ACTIVITY. Repeat all of the material exactly, with no line missing.

··· SUPPLIED RECORDS ···

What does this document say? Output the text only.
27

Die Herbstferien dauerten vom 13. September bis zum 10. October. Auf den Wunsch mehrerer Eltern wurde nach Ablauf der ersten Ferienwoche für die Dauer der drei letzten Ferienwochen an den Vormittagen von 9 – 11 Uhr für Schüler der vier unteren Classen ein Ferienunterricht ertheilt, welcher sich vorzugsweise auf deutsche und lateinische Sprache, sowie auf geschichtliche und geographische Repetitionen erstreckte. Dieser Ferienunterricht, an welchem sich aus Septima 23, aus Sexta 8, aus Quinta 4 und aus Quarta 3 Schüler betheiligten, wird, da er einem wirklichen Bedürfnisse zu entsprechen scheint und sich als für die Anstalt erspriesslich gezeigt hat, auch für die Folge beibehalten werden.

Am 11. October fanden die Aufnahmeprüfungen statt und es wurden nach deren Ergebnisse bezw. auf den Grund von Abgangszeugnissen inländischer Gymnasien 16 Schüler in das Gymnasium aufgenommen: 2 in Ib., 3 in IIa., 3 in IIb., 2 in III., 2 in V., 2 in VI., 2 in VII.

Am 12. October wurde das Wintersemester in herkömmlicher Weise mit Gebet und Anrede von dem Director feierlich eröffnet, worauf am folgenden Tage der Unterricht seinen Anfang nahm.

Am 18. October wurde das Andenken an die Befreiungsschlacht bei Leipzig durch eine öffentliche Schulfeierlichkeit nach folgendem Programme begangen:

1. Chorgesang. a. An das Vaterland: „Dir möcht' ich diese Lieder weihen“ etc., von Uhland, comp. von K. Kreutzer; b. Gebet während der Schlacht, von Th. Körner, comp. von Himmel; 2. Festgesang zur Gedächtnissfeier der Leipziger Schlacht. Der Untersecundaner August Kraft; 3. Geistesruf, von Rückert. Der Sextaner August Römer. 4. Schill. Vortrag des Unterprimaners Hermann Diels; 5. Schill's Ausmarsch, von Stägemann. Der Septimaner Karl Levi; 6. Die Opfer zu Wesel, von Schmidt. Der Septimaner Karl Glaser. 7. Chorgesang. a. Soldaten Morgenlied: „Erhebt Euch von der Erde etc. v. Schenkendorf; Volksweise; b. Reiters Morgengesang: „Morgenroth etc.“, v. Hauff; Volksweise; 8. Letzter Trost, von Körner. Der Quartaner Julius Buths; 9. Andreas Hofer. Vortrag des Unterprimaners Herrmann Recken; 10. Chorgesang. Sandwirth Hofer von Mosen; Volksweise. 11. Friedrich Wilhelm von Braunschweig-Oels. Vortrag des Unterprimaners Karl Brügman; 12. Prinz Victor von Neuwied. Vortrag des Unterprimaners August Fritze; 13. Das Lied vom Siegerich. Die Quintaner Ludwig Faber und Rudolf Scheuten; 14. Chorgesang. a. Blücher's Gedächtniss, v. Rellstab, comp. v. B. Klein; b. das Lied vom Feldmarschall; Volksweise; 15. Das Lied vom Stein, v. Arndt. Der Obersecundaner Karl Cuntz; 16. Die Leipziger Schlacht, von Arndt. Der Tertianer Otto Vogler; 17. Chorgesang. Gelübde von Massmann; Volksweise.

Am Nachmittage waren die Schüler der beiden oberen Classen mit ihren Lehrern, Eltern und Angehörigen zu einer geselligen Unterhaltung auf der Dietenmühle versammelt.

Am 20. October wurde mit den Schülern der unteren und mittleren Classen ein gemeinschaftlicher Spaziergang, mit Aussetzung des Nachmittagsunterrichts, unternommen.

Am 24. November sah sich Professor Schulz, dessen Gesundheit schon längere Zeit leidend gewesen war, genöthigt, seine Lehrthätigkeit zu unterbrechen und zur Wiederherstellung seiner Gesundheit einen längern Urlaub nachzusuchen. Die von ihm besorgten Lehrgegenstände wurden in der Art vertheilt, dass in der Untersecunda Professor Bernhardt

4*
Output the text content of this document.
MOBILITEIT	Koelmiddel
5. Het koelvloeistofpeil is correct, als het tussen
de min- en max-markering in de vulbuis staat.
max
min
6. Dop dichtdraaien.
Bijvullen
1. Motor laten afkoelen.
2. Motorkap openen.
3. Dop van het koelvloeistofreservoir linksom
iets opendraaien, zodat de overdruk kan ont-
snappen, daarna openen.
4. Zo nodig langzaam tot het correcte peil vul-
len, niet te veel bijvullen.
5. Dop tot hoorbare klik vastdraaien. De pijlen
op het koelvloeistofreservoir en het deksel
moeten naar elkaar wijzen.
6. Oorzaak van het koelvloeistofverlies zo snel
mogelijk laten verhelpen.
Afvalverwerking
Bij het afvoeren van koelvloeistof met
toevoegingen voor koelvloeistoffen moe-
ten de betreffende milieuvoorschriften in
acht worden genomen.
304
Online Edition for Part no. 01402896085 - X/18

···

RESPONSE BOX.
What does this document say? Output the text only.
27

Die Herbstferien dauerten vom 13. September bis zum 10. October. Auf den Wunsch mehrerer Eltern wurde nach Ablauf der ersten Ferienwoche für die Dauer der drei letzten Ferienwochen an den Vormittagen von 9 – 11 Uhr für Schüler der vier unteren Classen ein Ferienunterricht ertheilt, welcher sich vorzugsweise auf deutsche und lateinische Sprache, sowie auf geschichtliche und geographische Repetitionen erstreckte. Dieser Ferienunterricht, an welchem sich aus Septima 23, aus Sexta 8, aus Quinta 4 und aus Quarta 3 Schüler betheiligten, wird, da er einem wirklichen Bedürfnisse zu entsprechen scheint und sich als für die Anstalt erspriesslich gezeigt hat, auch für die Folge beibehalten werden.

Am 11. October fanden die Aufnahmeprüfungen statt und es wurden nach deren Ergebnisse bezw. auf den Grund von Abgangszeugnissen inländischer Gymnasien 16 Schüler in das Gymnasium aufgenommen: 2 in Ib., 3 in IIa., 3 in IIb., 2 in III., 2 in V., 2 in VI., 2 in VII.

Am 12. October wurde das Wintersemester in herkömmlicher Weise mit Gebet und Anrede von dem Director feierlich eröffnet, worauf am folgenden Tage der Unterricht seinen Anfang nahm.

Am 18. October wurde das Andenken an die Befreiungsschlacht bei Leipzig durch eine öffentliche Schulfeierlichkeit nach folgendem Programme begangen:

1. Chorgesang. a. An das Vaterland: „Dir möcht' ich diese Lieder weihen“ etc., von Uhland, comp. von K. Kreutzer; b. Gebet während der Schlacht, von Th. Körner, comp. von Himmel; 2. Festgesang zur Gedächtnissfeier der Leipziger Schlacht. Der Untersecundaner August Kraft; 3. Geistesruf, von Rückert. Der Sextaner August Römer. 4. Schill. Vortrag des Unterprimaners Hermann Diels; 5. Schill's Ausmarsch, von Stägemann. Der Septimaner Karl Levi; 6. Die Opfer zu Wesel, von Schmidt. Der Septimaner Karl Glaser. 7. Chorgesang. a. Soldaten Morgenlied: „Erhebt Euch von der Erde etc. v. Schenkendorf; Volksweise; b. Reiters Morgengesang: „Morgenroth etc.“, v. Hauff; Volksweise; 8. Letzter Trost, von Körner. Der Quartaner Julius Buths; 9. Andreas Hofer. Vortrag des Unterprimaners Herrmann Recken; 10. Chorgesang. Sandwirth Hofer von Mosen; Volksweise. 11. Friedrich Wilhelm von Braunschweig-Oels. Vortrag des Unterprimaners Karl Brügman; 12. Prinz Victor von Neuwied. Vortrag des Unterprimaners August Fritze; 13. Das Lied vom Siegerich. Die Quintaner Ludwig Faber und Rudolf Scheuten; 14. Chorgesang. a. Blücher's Gedächtniss, v. Rellstab, comp. v. B. Klein; b. das Lied vom Feldmarschall; Volksweise; 15. Das Lied vom Stein, v. Arndt. Der Obersecundaner Karl Cuntz; 16. Die Leipziger Schlacht, von Arndt. Der Tertianer Otto Vogler; 17. Chorgesang. Gelübde von Massmann; Volksweise.

Am Nachmittage waren die Schüler der beiden oberen Classen mit ihren Lehrern, Eltern und Angehörigen zu einer geselligen Unterhaltung auf der Dietenmühle versammelt.

Am 20. October wurde mit den Schülern der unteren und mittleren Classen ein gemeinschaftlicher Spaziergang, mit Aussetzung des Nachmittagsunterrichts, unternommen.

Am 24. November sah sich Professor Schulz, dessen Gesundheit schon längere Zeit leidend gewesen war, genöthigt, seine Lehrthätigkeit zu unterbrechen und zur Wiederherstellung seiner Gesundheit einen längern Urlaub nachzusuchen. Die von ihm besorgten Lehrgegenstände wurden in der Art vertheilt, dass in der Untersecunda Professor Bernhardt

4*
Output the text content of this document.
MOBILITEIT	Koelmiddel
5. Het koelvloeistofpeil is correct, als het tussen
de min- en max-markering in de vulbuis staat.
max
min
6. Dop dichtdraaien.
Bijvullen
1. Motor laten afkoelen.
2. Motorkap openen.
3. Dop van het koelvloeistofreservoir linksom
iets opendraaien, zodat de overdruk kan ont-
snappen, daarna openen.
4. Zo nodig langzaam tot het correcte peil vul-
len, niet te veel bijvullen.
5. Dop tot hoorbare klik vastdraaien. De pijlen
op het koelvloeistofreservoir en het deksel
moeten naar elkaar wijzen.
6. Oorzaak van het koelvloeistofverlies zo snel
mogelijk laten verhelpen.
Afvalverwerking
Bij het afvoeren van koelvloeistof met
toevoegingen voor koelvloeistoffen moe-
ten de betreffende milieuvoorschriften in
acht worden genomen.
304
Online Edition for Part no. 01402896085 - X/18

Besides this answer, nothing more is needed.